» WHAT THE TASK REQUIRES: Scan the data. Collect each line that contains the word "hectare".
"""
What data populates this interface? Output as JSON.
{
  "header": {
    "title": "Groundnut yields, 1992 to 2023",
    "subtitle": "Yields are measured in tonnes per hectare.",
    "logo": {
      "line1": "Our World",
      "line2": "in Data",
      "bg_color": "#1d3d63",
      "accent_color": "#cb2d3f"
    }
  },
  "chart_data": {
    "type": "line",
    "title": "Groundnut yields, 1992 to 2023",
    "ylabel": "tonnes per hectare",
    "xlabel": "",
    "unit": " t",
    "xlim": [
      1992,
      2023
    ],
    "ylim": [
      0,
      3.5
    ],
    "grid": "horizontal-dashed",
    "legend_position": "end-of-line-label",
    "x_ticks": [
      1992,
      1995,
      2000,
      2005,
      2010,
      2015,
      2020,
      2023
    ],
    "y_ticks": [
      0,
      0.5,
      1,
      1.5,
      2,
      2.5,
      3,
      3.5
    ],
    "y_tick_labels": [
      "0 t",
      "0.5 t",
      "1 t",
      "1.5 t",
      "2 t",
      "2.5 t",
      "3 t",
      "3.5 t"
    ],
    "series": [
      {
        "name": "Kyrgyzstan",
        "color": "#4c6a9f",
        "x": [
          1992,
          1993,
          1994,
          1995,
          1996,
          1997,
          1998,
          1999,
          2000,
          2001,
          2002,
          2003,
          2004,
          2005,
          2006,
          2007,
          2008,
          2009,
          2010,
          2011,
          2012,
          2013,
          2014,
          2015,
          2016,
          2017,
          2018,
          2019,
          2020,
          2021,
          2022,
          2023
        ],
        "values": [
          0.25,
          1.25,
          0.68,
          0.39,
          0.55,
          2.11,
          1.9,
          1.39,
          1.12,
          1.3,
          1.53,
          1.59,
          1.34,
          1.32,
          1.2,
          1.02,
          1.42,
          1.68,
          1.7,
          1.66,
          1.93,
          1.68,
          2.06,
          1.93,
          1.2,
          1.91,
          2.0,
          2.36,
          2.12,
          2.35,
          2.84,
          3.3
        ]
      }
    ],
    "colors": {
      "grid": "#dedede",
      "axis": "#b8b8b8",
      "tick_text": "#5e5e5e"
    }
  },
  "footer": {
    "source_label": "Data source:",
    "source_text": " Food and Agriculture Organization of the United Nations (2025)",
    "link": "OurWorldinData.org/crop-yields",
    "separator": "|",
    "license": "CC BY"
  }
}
"""
» RESULT FOR THIS TASK:
    "subtitle": "Yields are measured in tonnes per hectare.",
    "ylabel": "tonnes per hectare",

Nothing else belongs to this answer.